Copy the data that follows exactly. Include no pictures.
-- begin --
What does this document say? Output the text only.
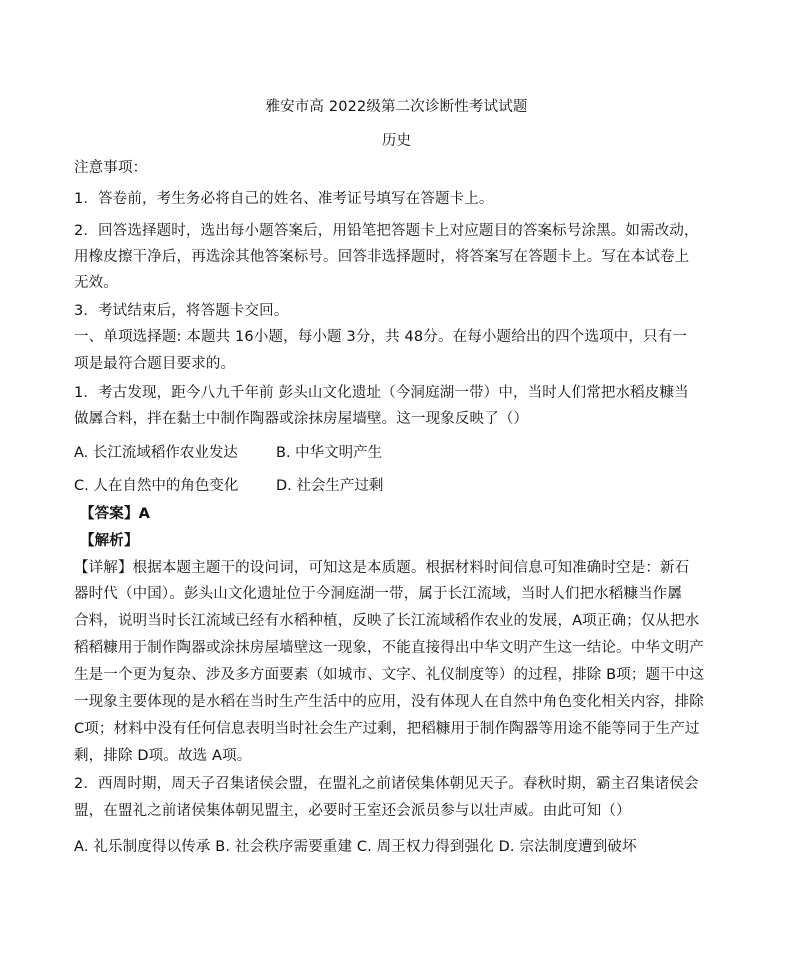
雅安市高 2022级第二次诊断性考试试题
历史
注意事项：
1．答卷前，考生务必将自己的姓名、准考证号填写在答题卡上。
2．回答选择题时，选出每小题答案后，用铅笔把答题卡上对应题目的答案标号涂黑。如需改动，
用橡皮擦干净后，再选涂其他答案标号。回答非选择题时，将答案写在答题卡上。写在本试卷上
无效。
3．考试结束后，将答题卡交回。
一、单项选择题: 本题共 16小题，每小题 3分，共 48分。在每小题给出的四个选项中，只有一
项是最符合题目要求的。
1．考古发现，距今八九千年前 彭头山文化遗址（今洞庭湖一带）中，当时人们常把水稻皮糠当
做羼合料，拌在黏土中制作陶器或涂抹房屋墙壁。这一现象反映了（）
A. 长江流域稻作农业发达	B. 中华文明产生
C. 人在自然中的角色变化	D. 社会生产过剩
【答案】A
【解析】
【详解】根据本题主题干的设问词，可知这是本质题。根据材料时间信息可知准确时空是：新石
器时代（中国）。彭头山文化遗址位于今洞庭湖一带，属于长江流域，当时人们把水稻糠当作羼
合料，说明当时长江流域已经有水稻种植，反映了长江流域稻作农业的发展，A项正确；仅从把水
稻稻糠用于制作陶器或涂抹房屋墙壁这一现象，不能直接得出中华文明产生这一结论。中华文明产
生是一个更为复杂、涉及多方面要素（如城市、文字、礼仪制度等）的过程，排除 B项；题干中这
一现象主要体现的是水稻在当时生产生活中的应用，没有体现人在自然中角色变化相关内容，排除
C项；材料中没有任何信息表明当时社会生产过剩，把稻糠用于制作陶器等用途不能等同于生产过
剩，排除 D项。故选 A项。
2．西周时期，周天子召集诸侯会盟，在盟礼之前诸侯集体朝见天子。春秋时期，霸主召集诸侯会
盟，在盟礼之前诸侯集体朝见盟主，必要时王室还会派员参与以壮声威。由此可知（）
A. 礼乐制度得以传承 B. 社会秩序需要重建 C. 周王权力得到强化 D. 宗法制度遭到破坏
-- end --
= Completed task =
What does this document say? Output the text only.
雅安市高 2022级第二次诊断性考试试题
历史
注意事项：
1．答卷前，考生务必将自己的姓名、准考证号填写在答题卡上。
2．回答选择题时，选出每小题答案后，用铅笔把答题卡上对应题目的答案标号涂黑。如需改动，
用橡皮擦干净后，再选涂其他答案标号。回答非选择题时，将答案写在答题卡上。写在本试卷上
无效。
3．考试结束后，将答题卡交回。
一、单项选择题: 本题共 16小题，每小题 3分，共 48分。在每小题给出的四个选项中，只有一
项是最符合题目要求的。
1．考古发现，距今八九千年前 彭头山文化遗址（今洞庭湖一带）中，当时人们常把水稻皮糠当
做羼合料，拌在黏土中制作陶器或涂抹房屋墙壁。这一现象反映了（）
A. 长江流域稻作农业发达	B. 中华文明产生
C. 人在自然中的角色变化	D. 社会生产过剩
【答案】A
【解析】
【详解】根据本题主题干的设问词，可知这是本质题。根据材料时间信息可知准确时空是：新石
器时代（中国）。彭头山文化遗址位于今洞庭湖一带，属于长江流域，当时人们把水稻糠当作羼
合料，说明当时长江流域已经有水稻种植，反映了长江流域稻作农业的发展，A项正确；仅从把水
稻稻糠用于制作陶器或涂抹房屋墙壁这一现象，不能直接得出中华文明产生这一结论。中华文明产
生是一个更为复杂、涉及多方面要素（如城市、文字、礼仪制度等）的过程，排除 B项；题干中这
一现象主要体现的是水稻在当时生产生活中的应用，没有体现人在自然中角色变化相关内容，排除
C项；材料中没有任何信息表明当时社会生产过剩，把稻糠用于制作陶器等用途不能等同于生产过
剩，排除 D项。故选 A项。
2．西周时期，周天子召集诸侯会盟，在盟礼之前诸侯集体朝见天子。春秋时期，霸主召集诸侯会
盟，在盟礼之前诸侯集体朝见盟主，必要时王室还会派员参与以壮声威。由此可知（）
A. 礼乐制度得以传承 B. 社会秩序需要重建 C. 周王权力得到强化 D. 宗法制度遭到破坏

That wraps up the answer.